Excerpts from a figure dataset:
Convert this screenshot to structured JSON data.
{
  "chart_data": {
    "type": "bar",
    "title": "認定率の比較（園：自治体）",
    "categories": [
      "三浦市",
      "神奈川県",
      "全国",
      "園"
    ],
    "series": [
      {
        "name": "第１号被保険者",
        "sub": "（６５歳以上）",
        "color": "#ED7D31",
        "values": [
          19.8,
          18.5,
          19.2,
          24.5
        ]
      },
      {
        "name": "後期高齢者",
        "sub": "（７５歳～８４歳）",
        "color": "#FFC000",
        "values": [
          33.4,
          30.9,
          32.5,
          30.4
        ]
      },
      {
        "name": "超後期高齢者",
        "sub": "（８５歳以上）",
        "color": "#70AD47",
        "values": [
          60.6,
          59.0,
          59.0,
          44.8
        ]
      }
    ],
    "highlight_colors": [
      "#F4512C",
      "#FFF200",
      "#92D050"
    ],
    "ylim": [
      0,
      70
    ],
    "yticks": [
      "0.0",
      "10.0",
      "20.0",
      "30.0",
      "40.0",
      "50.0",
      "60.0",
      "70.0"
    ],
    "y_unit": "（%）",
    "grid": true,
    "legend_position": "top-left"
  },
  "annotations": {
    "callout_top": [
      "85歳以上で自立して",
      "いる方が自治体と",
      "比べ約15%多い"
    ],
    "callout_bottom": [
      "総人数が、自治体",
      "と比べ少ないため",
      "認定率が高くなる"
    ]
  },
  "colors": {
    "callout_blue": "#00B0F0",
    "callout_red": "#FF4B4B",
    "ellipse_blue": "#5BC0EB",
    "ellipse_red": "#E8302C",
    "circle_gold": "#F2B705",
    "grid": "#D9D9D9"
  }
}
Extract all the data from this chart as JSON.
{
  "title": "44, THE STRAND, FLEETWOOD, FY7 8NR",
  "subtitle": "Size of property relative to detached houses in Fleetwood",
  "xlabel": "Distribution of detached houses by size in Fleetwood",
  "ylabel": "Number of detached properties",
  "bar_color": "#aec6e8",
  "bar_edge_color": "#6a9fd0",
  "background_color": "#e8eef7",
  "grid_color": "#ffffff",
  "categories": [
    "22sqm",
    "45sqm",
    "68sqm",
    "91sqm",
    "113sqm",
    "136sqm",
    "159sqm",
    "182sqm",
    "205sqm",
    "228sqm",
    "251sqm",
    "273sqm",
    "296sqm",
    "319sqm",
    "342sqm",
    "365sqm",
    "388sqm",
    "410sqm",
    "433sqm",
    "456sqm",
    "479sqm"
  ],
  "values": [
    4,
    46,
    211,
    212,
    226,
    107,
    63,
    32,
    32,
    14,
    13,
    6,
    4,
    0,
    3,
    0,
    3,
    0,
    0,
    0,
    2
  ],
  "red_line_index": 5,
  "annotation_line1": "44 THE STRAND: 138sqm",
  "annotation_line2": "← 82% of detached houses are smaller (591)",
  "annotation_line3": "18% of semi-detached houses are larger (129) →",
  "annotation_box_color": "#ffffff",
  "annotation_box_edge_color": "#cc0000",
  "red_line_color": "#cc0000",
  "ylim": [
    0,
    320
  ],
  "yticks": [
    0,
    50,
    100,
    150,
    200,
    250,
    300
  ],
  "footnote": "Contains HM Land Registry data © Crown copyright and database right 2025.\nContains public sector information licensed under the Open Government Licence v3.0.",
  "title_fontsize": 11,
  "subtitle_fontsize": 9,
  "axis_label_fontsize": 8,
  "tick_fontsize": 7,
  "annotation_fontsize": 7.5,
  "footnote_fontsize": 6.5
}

Objective
Print every line of the records exactly. Omit nothing.

The solution
Convert this screenshot to structured JSON data.
{
  "chart_data": {
    "type": "bar",
    "title": "認定率の比較（園：自治体）",
    "categories": [
      "三浦市",
      "神奈川県",
      "全国",
      "園"
    ],
    "series": [
      {
        "name": "第１号被保険者",
        "sub": "（６５歳以上）",
        "color": "#ED7D31",
        "values": [
          19.8,
          18.5,
          19.2,
          24.5
        ]
      },
      {
        "name": "後期高齢者",
        "sub": "（７５歳～８４歳）",
        "color": "#FFC000",
        "values": [
          33.4,
          30.9,
          32.5,
          30.4
        ]
      },
      {
        "name": "超後期高齢者",
        "sub": "（８５歳以上）",
        "color": "#70AD47",
        "values": [
          60.6,
          59.0,
          59.0,
          44.8
        ]
      }
    ],
    "highlight_colors": [
      "#F4512C",
      "#FFF200",
      "#92D050"
    ],
    "ylim": [
      0,
      70
    ],
    "yticks": [
      "0.0",
      "10.0",
      "20.0",
      "30.0",
      "40.0",
      "50.0",
      "60.0",
      "70.0"
    ],
    "y_unit": "（%）",
    "grid": true,
    "legend_position": "top-left"
  },
  "annotations": {
    "callout_top": [
      "85歳以上で自立して",
      "いる方が自治体と",
      "比べ約15%多い"
    ],
    "callout_bottom": [
      "総人数が、自治体",
      "と比べ少ないため",
      "認定率が高くなる"
    ]
  },
  "colors": {
    "callout_blue": "#00B0F0",
    "callout_red": "#FF4B4B",
    "ellipse_blue": "#5BC0EB",
    "ellipse_red": "#E8302C",
    "circle_gold": "#F2B705",
    "grid": "#D9D9D9"
  }
}
Extract all the data from this chart as JSON.
{
  "title": "44, THE STRAND, FLEETWOOD, FY7 8NR",
  "subtitle": "Size of property relative to detached houses in Fleetwood",
  "xlabel": "Distribution of detached houses by size in Fleetwood",
  "ylabel": "Number of detached properties",
  "bar_color": "#aec6e8",
  "bar_edge_color": "#6a9fd0",
  "background_color": "#e8eef7",
  "grid_color": "#ffffff",
  "categories": [
    "22sqm",
    "45sqm",
    "68sqm",
    "91sqm",
    "113sqm",
    "136sqm",
    "159sqm",
    "182sqm",
    "205sqm",
    "228sqm",
    "251sqm",
    "273sqm",
    "296sqm",
    "319sqm",
    "342sqm",
    "365sqm",
    "388sqm",
    "410sqm",
    "433sqm",
    "456sqm",
    "479sqm"
  ],
  "values": [
    4,
    46,
    211,
    212,
    226,
    107,
    63,
    32,
    32,
    14,
    13,
    6,
    4,
    0,
    3,
    0,
    3,
    0,
    0,
    0,
    2
  ],
  "red_line_index": 5,
  "annotation_line1": "44 THE STRAND: 138sqm",
  "annotation_line2": "← 82% of detached houses are smaller (591)",
  "annotation_line3": "18% of semi-detached houses are larger (129) →",
  "annotation_box_color": "#ffffff",
  "annotation_box_edge_color": "#cc0000",
  "red_line_color": "#cc0000",
  "ylim": [
    0,
    320
  ],
  "yticks": [
    0,
    50,
    100,
    150,
    200,
    250,
    300
  ],
  "footnote": "Contains HM Land Registry data © Crown copyright and database right 2025.\nContains public sector information licensed under the Open Government Licence v3.0.",
  "title_fontsize": 11,
  "subtitle_fontsize": 9,
  "axis_label_fontsize": 8,
  "tick_fontsize": 7,
  "annotation_fontsize": 7.5,
  "footnote_fontsize": 6.5
}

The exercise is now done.